_Given instruction_
Any pictures in the records below should be skipped; write out everything else exactly.

_Input data_
★ ★ ★
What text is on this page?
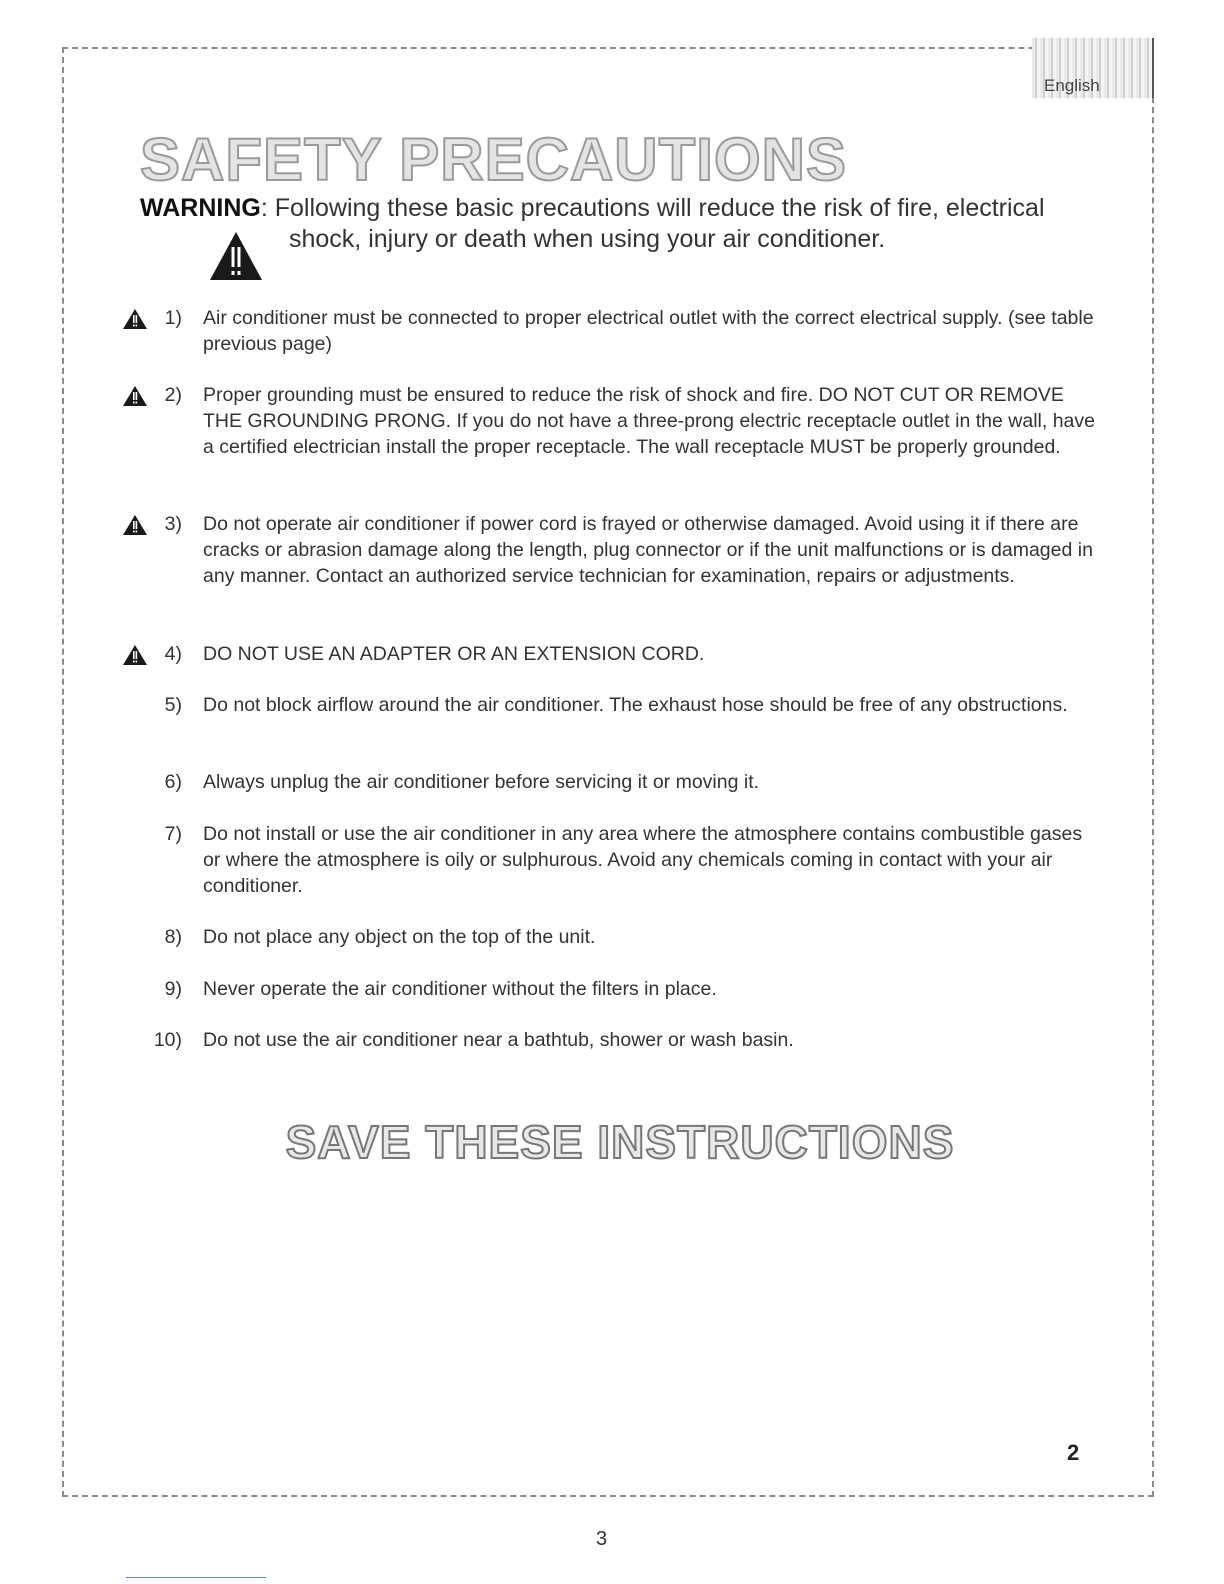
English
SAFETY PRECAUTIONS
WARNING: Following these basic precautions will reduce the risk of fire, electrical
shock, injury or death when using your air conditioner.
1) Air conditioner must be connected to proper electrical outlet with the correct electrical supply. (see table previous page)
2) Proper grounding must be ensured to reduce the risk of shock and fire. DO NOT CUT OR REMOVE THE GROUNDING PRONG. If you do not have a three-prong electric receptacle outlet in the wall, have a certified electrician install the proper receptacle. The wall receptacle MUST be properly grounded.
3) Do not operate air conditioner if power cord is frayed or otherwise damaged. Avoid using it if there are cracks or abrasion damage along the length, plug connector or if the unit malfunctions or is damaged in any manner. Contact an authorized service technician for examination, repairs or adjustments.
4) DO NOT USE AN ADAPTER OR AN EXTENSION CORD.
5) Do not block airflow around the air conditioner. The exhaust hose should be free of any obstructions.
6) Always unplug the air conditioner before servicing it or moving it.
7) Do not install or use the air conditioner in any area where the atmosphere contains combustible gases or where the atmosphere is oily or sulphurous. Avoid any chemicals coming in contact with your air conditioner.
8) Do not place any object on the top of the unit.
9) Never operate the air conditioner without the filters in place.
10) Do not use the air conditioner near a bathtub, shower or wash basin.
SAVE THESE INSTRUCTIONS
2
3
★ ★ ★
_Output below_
What text is on this page?
English
SAFETY PRECAUTIONS
WARNING: Following these basic precautions will reduce the risk of fire, electrical
shock, injury or death when using your air conditioner.
1) Air conditioner must be connected to proper electrical outlet with the correct electrical supply. (see table previous page)
2) Proper grounding must be ensured to reduce the risk of shock and fire. DO NOT CUT OR REMOVE THE GROUNDING PRONG. If you do not have a three-prong electric receptacle outlet in the wall, have a certified electrician install the proper receptacle. The wall receptacle MUST be properly grounded.
3) Do not operate air conditioner if power cord is frayed or otherwise damaged. Avoid using it if there are cracks or abrasion damage along the length, plug connector or if the unit malfunctions or is damaged in any manner. Contact an authorized service technician for examination, repairs or adjustments.
4) DO NOT USE AN ADAPTER OR AN EXTENSION CORD.
5) Do not block airflow around the air conditioner. The exhaust hose should be free of any obstructions.
6) Always unplug the air conditioner before servicing it or moving it.
7) Do not install or use the air conditioner in any area where the atmosphere contains combustible gases or where the atmosphere is oily or sulphurous. Avoid any chemicals coming in contact with your air conditioner.
8) Do not place any object on the top of the unit.
9) Never operate the air conditioner without the filters in place.
10) Do not use the air conditioner near a bathtub, shower or wash basin.
SAVE THESE INSTRUCTIONS
2
3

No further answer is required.